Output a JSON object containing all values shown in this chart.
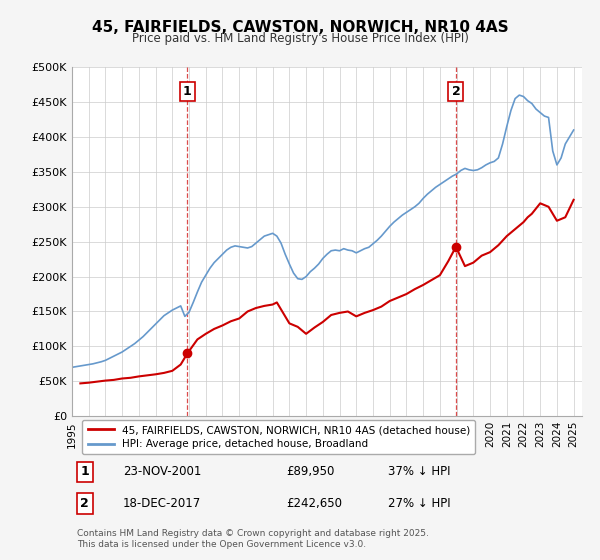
{
  "title": "45, FAIRFIELDS, CAWSTON, NORWICH, NR10 4AS",
  "subtitle": "Price paid vs. HM Land Registry's House Price Index (HPI)",
  "legend_line1": "45, FAIRFIELDS, CAWSTON, NORWICH, NR10 4AS (detached house)",
  "legend_line2": "HPI: Average price, detached house, Broadland",
  "sale1_label": "1",
  "sale1_date": "23-NOV-2001",
  "sale1_price": "£89,950",
  "sale1_hpi": "37% ↓ HPI",
  "sale2_label": "2",
  "sale2_date": "18-DEC-2017",
  "sale2_price": "£242,650",
  "sale2_hpi": "27% ↓ HPI",
  "sale1_x": 2001.9,
  "sale1_y": 89950,
  "sale2_x": 2017.96,
  "sale2_y": 242650,
  "vline1_x": 2001.9,
  "vline2_x": 2017.96,
  "property_color": "#cc0000",
  "hpi_color": "#6699cc",
  "background_color": "#f5f5f5",
  "plot_bg_color": "#ffffff",
  "grid_color": "#cccccc",
  "ylim": [
    0,
    500000
  ],
  "xlim": [
    1995,
    2025.5
  ],
  "yticks": [
    0,
    50000,
    100000,
    150000,
    200000,
    250000,
    300000,
    350000,
    400000,
    450000,
    500000
  ],
  "ytick_labels": [
    "£0",
    "£50K",
    "£100K",
    "£150K",
    "£200K",
    "£250K",
    "£300K",
    "£350K",
    "£400K",
    "£450K",
    "£500K"
  ],
  "xticks": [
    1995,
    1996,
    1997,
    1998,
    1999,
    2000,
    2001,
    2002,
    2003,
    2004,
    2005,
    2006,
    2007,
    2008,
    2009,
    2010,
    2011,
    2012,
    2013,
    2014,
    2015,
    2016,
    2017,
    2018,
    2019,
    2020,
    2021,
    2022,
    2023,
    2024,
    2025
  ],
  "footnote": "Contains HM Land Registry data © Crown copyright and database right 2025.\nThis data is licensed under the Open Government Licence v3.0.",
  "hpi_data_x": [
    1995.0,
    1995.25,
    1995.5,
    1995.75,
    1996.0,
    1996.25,
    1996.5,
    1996.75,
    1997.0,
    1997.25,
    1997.5,
    1997.75,
    1998.0,
    1998.25,
    1998.5,
    1998.75,
    1999.0,
    1999.25,
    1999.5,
    1999.75,
    2000.0,
    2000.25,
    2000.5,
    2000.75,
    2001.0,
    2001.25,
    2001.5,
    2001.75,
    2002.0,
    2002.25,
    2002.5,
    2002.75,
    2003.0,
    2003.25,
    2003.5,
    2003.75,
    2004.0,
    2004.25,
    2004.5,
    2004.75,
    2005.0,
    2005.25,
    2005.5,
    2005.75,
    2006.0,
    2006.25,
    2006.5,
    2006.75,
    2007.0,
    2007.25,
    2007.5,
    2007.75,
    2008.0,
    2008.25,
    2008.5,
    2008.75,
    2009.0,
    2009.25,
    2009.5,
    2009.75,
    2010.0,
    2010.25,
    2010.5,
    2010.75,
    2011.0,
    2011.25,
    2011.5,
    2011.75,
    2012.0,
    2012.25,
    2012.5,
    2012.75,
    2013.0,
    2013.25,
    2013.5,
    2013.75,
    2014.0,
    2014.25,
    2014.5,
    2014.75,
    2015.0,
    2015.25,
    2015.5,
    2015.75,
    2016.0,
    2016.25,
    2016.5,
    2016.75,
    2017.0,
    2017.25,
    2017.5,
    2017.75,
    2018.0,
    2018.25,
    2018.5,
    2018.75,
    2019.0,
    2019.25,
    2019.5,
    2019.75,
    2020.0,
    2020.25,
    2020.5,
    2020.75,
    2021.0,
    2021.25,
    2021.5,
    2021.75,
    2022.0,
    2022.25,
    2022.5,
    2022.75,
    2023.0,
    2023.25,
    2023.5,
    2023.75,
    2024.0,
    2024.25,
    2024.5,
    2024.75,
    2025.0
  ],
  "hpi_data_y": [
    70000,
    71000,
    72000,
    73000,
    74000,
    75000,
    76500,
    78000,
    80000,
    83000,
    86000,
    89000,
    92000,
    96000,
    100000,
    104000,
    109000,
    114000,
    120000,
    126000,
    132000,
    138000,
    144000,
    148000,
    152000,
    155000,
    158000,
    143000,
    149000,
    163000,
    178000,
    192000,
    202000,
    212000,
    220000,
    226000,
    232000,
    238000,
    242000,
    244000,
    243000,
    242000,
    241000,
    243000,
    248000,
    253000,
    258000,
    260000,
    262000,
    258000,
    248000,
    232000,
    218000,
    205000,
    197000,
    196000,
    200000,
    207000,
    212000,
    218000,
    226000,
    232000,
    237000,
    238000,
    237000,
    240000,
    238000,
    237000,
    234000,
    237000,
    240000,
    242000,
    247000,
    252000,
    258000,
    265000,
    272000,
    278000,
    283000,
    288000,
    292000,
    296000,
    300000,
    305000,
    312000,
    318000,
    323000,
    328000,
    332000,
    336000,
    340000,
    344000,
    347000,
    352000,
    355000,
    353000,
    352000,
    353000,
    356000,
    360000,
    363000,
    365000,
    370000,
    390000,
    415000,
    438000,
    455000,
    460000,
    458000,
    452000,
    448000,
    440000,
    435000,
    430000,
    428000,
    380000,
    360000,
    370000,
    390000,
    400000,
    410000
  ],
  "property_data_x": [
    1995.5,
    1996.0,
    1996.5,
    1997.0,
    1997.5,
    1998.0,
    1998.5,
    1999.0,
    1999.5,
    2000.0,
    2000.5,
    2001.0,
    2001.5,
    2001.9,
    2002.5,
    2003.0,
    2003.5,
    2004.0,
    2004.25,
    2004.5,
    2005.0,
    2005.5,
    2006.0,
    2006.5,
    2007.0,
    2007.25,
    2007.5,
    2008.0,
    2008.5,
    2009.0,
    2009.5,
    2010.0,
    2010.5,
    2011.0,
    2011.5,
    2012.0,
    2012.5,
    2013.0,
    2013.5,
    2014.0,
    2014.5,
    2015.0,
    2015.5,
    2016.0,
    2016.5,
    2017.0,
    2017.5,
    2017.96,
    2018.5,
    2019.0,
    2019.5,
    2020.0,
    2020.5,
    2021.0,
    2021.5,
    2022.0,
    2022.25,
    2022.5,
    2023.0,
    2023.5,
    2024.0,
    2024.5,
    2025.0
  ],
  "property_data_y": [
    47000,
    48000,
    49500,
    51000,
    52000,
    54000,
    55000,
    57000,
    58500,
    60000,
    62000,
    65000,
    74000,
    89950,
    110000,
    118000,
    125000,
    130000,
    133000,
    136000,
    140000,
    150000,
    155000,
    158000,
    160000,
    163000,
    153000,
    133000,
    128000,
    118000,
    127000,
    135000,
    145000,
    148000,
    150000,
    143000,
    148000,
    152000,
    157000,
    165000,
    170000,
    175000,
    182000,
    188000,
    195000,
    202000,
    222000,
    242650,
    215000,
    220000,
    230000,
    235000,
    245000,
    258000,
    268000,
    278000,
    285000,
    290000,
    305000,
    300000,
    280000,
    285000,
    310000
  ]
}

----

Count each line of the data where the word "FAIRFIELDS" appears, then reply with the total only.

2